Data entries for graphics:
--------------------

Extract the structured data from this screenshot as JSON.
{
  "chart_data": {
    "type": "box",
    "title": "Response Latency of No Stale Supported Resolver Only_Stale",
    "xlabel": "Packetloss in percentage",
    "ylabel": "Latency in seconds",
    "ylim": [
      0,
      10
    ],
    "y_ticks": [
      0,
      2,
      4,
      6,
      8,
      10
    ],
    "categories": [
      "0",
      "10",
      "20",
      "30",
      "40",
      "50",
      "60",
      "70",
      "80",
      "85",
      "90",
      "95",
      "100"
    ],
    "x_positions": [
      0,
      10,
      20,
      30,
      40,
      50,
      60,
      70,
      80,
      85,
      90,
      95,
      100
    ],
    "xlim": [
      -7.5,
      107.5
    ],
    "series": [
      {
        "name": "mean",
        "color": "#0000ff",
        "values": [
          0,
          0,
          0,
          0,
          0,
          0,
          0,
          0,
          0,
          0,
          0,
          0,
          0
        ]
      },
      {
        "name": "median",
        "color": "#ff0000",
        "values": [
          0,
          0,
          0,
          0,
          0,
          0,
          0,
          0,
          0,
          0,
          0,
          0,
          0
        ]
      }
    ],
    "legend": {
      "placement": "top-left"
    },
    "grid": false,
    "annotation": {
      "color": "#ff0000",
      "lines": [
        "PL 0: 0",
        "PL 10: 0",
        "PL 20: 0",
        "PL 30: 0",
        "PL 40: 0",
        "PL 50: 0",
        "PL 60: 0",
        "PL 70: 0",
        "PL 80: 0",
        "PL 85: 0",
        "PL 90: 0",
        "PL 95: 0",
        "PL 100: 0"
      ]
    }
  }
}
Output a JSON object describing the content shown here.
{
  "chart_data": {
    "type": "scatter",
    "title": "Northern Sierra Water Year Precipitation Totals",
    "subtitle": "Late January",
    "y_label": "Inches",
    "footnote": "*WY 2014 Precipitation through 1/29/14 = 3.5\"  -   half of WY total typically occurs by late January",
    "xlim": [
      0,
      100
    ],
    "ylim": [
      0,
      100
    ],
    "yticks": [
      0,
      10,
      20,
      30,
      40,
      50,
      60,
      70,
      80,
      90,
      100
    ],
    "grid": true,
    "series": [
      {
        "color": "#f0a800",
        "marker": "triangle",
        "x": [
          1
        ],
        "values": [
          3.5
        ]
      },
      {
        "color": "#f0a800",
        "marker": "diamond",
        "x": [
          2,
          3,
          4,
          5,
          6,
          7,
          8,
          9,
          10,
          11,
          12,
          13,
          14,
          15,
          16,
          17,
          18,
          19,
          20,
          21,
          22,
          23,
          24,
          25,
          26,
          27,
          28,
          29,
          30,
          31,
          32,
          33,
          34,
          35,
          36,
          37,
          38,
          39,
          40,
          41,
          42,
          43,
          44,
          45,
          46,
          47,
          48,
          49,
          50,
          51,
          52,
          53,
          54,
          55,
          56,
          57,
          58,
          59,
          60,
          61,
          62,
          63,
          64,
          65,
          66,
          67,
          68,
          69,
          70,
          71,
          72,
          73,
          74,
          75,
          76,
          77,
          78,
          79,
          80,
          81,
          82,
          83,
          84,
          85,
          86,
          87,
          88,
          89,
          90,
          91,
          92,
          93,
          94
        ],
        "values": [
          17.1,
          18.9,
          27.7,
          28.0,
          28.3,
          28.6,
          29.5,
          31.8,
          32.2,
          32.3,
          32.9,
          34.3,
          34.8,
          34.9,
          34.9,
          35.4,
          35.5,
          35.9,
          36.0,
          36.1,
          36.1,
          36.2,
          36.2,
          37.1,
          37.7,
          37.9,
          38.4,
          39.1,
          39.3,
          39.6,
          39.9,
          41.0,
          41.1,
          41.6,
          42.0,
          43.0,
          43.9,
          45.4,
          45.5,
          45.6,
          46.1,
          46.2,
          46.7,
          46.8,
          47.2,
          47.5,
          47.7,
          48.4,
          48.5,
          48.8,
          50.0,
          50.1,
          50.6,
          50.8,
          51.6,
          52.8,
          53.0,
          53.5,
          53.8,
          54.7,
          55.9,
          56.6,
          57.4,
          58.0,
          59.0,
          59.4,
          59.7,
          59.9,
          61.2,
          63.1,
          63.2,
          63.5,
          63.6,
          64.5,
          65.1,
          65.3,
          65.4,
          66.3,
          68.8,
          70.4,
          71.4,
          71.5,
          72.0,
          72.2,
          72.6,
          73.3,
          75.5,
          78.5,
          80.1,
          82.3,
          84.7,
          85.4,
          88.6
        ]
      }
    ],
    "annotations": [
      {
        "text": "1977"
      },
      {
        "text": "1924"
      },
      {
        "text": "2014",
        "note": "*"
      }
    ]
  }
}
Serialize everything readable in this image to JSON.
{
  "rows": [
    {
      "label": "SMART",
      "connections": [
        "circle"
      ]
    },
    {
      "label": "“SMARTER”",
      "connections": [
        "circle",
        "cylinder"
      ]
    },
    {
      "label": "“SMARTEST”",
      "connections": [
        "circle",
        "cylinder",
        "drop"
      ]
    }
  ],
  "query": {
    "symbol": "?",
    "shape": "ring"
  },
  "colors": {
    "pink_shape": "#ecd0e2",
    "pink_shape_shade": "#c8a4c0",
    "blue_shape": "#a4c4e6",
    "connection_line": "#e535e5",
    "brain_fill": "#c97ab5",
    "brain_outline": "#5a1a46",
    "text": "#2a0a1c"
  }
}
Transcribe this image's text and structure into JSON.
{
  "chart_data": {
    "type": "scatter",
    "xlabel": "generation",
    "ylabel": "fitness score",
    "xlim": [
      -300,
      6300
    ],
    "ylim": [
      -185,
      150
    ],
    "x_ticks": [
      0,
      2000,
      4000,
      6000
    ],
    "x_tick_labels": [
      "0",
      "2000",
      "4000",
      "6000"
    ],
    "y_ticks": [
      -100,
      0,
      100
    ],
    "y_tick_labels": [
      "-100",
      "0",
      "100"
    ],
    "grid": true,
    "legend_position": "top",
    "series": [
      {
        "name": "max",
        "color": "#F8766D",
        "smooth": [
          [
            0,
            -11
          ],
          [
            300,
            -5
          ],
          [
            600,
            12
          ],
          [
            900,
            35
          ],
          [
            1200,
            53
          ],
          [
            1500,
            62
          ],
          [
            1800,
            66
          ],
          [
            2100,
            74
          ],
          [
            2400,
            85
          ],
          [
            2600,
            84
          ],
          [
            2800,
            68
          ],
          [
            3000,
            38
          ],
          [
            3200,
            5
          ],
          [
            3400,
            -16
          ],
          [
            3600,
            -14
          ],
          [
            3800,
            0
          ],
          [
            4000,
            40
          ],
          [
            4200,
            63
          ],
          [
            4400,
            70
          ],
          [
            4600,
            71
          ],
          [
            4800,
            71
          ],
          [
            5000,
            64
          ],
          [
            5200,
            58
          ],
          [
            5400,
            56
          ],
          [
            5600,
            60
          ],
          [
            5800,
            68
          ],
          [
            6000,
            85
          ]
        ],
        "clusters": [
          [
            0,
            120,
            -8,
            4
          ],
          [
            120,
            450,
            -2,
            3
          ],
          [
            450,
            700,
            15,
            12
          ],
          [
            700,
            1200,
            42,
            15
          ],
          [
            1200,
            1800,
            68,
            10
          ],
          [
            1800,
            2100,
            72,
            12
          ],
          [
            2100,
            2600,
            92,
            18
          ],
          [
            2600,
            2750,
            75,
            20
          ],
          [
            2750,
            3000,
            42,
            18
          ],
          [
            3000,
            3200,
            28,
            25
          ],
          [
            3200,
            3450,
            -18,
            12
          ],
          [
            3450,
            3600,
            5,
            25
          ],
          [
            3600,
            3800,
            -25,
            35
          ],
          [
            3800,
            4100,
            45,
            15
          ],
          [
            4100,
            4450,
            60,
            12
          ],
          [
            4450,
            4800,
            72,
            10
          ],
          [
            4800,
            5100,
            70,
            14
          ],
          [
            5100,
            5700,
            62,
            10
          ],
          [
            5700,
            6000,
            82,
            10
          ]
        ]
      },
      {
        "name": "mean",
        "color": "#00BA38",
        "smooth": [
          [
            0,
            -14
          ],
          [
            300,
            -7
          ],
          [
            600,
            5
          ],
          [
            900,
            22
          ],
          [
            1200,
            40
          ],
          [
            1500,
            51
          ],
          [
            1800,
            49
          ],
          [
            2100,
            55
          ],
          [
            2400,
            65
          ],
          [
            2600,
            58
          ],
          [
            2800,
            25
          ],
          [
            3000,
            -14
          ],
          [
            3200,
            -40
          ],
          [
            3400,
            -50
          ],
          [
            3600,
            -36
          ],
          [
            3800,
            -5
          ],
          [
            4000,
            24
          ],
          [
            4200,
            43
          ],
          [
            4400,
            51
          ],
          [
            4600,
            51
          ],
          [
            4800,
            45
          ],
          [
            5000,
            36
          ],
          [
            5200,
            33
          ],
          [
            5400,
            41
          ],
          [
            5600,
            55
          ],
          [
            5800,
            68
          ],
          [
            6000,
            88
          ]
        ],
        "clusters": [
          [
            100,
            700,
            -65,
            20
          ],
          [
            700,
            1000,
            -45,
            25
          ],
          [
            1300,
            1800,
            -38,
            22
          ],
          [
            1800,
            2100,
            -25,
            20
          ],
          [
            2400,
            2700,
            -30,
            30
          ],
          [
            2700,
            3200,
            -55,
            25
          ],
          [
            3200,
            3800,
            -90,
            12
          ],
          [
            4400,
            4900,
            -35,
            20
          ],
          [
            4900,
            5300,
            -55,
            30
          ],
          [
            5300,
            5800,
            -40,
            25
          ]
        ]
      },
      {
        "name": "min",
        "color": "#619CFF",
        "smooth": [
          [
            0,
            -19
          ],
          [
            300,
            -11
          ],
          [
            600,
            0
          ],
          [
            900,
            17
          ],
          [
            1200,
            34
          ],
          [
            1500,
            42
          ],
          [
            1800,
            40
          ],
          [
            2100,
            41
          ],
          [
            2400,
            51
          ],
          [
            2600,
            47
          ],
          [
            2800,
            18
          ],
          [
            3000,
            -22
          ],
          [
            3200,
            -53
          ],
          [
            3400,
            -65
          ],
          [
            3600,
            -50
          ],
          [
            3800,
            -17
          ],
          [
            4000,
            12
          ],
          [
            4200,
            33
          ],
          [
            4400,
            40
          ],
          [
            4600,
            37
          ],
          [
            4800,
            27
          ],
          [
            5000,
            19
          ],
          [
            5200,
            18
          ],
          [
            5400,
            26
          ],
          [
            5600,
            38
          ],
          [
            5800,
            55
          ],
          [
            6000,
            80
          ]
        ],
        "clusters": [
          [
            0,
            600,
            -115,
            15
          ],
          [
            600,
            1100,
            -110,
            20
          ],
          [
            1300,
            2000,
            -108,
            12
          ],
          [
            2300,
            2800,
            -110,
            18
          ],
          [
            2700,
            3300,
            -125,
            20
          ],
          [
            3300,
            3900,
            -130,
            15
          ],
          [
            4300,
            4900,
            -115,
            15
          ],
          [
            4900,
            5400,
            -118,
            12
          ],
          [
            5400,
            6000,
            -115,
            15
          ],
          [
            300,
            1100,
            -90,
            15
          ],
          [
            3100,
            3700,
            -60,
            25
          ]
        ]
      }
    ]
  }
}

--------------------

◆ **WRITTEN INSTRUCTION**: Copy every line in the records above that contains the word "this".

◆ **WORKED SOLUTION**:
Extract the structured data from this screenshot as JSON.
Serialize everything readable in this image to JSON.
Transcribe this image's text and structure into JSON.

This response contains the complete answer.